**OBJECTIVE:**
Using the listing below, extract each line that has the word "Management" in it.

**RECORDS PROVIDED:**
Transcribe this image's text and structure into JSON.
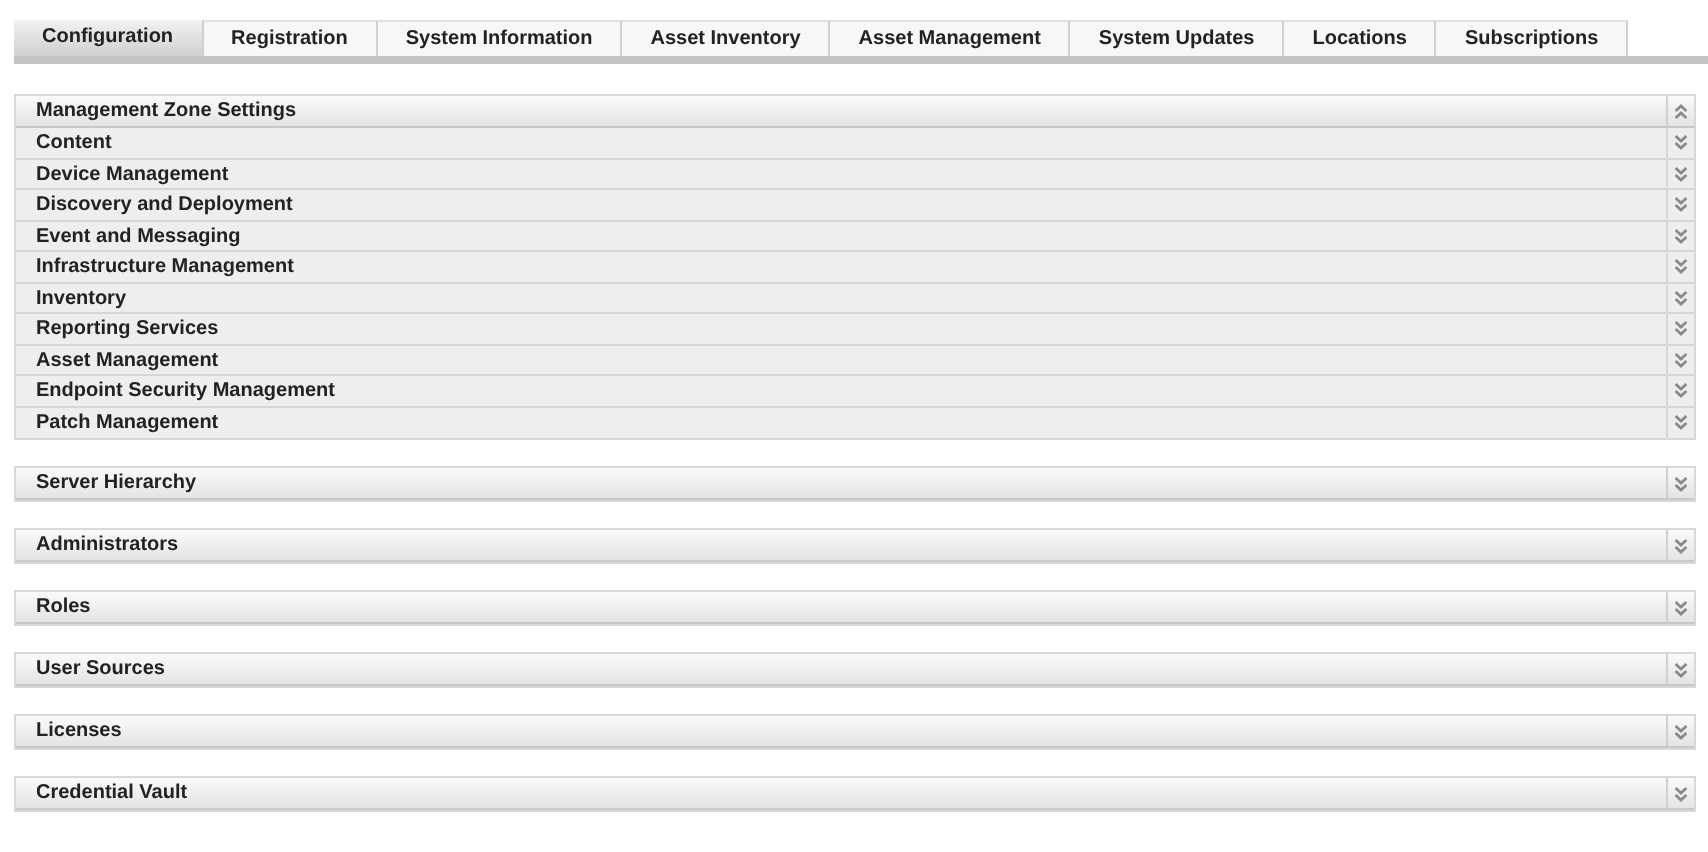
{
  "tabs": [
    {
      "label": "Configuration",
      "selected": true
    },
    {
      "label": "Registration",
      "selected": false
    },
    {
      "label": "System Information",
      "selected": false
    },
    {
      "label": "Asset Inventory",
      "selected": false
    },
    {
      "label": "Asset Management",
      "selected": false
    },
    {
      "label": "System Updates",
      "selected": false
    },
    {
      "label": "Locations",
      "selected": false
    },
    {
      "label": "Subscriptions",
      "selected": false
    }
  ],
  "panels": [
    {
      "title": "Management Zone Settings",
      "expanded": true,
      "items": [
        {
          "label": "Content",
          "expanded": false
        },
        {
          "label": "Device Management",
          "expanded": false
        },
        {
          "label": "Discovery and Deployment",
          "expanded": false
        },
        {
          "label": "Event and Messaging",
          "expanded": false
        },
        {
          "label": "Infrastructure Management",
          "expanded": false
        },
        {
          "label": "Inventory",
          "expanded": false
        },
        {
          "label": "Reporting Services",
          "expanded": false
        },
        {
          "label": "Asset Management",
          "expanded": false
        },
        {
          "label": "Endpoint Security Management",
          "expanded": false
        },
        {
          "label": "Patch Management",
          "expanded": false
        }
      ]
    },
    {
      "title": "Server Hierarchy",
      "expanded": false
    },
    {
      "title": "Administrators",
      "expanded": false
    },
    {
      "title": "Roles",
      "expanded": false
    },
    {
      "title": "User Sources",
      "expanded": false
    },
    {
      "title": "Licenses",
      "expanded": false
    },
    {
      "title": "Credential Vault",
      "expanded": false
    }
  ]
}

**EXERCISE SOLUTION:**
      "label": "Asset Management",
      "title": "Management Zone Settings",
          "label": "Device Management",
          "label": "Infrastructure Management",
          "label": "Asset Management",
          "label": "Endpoint Security Management",
          "label": "Patch Management",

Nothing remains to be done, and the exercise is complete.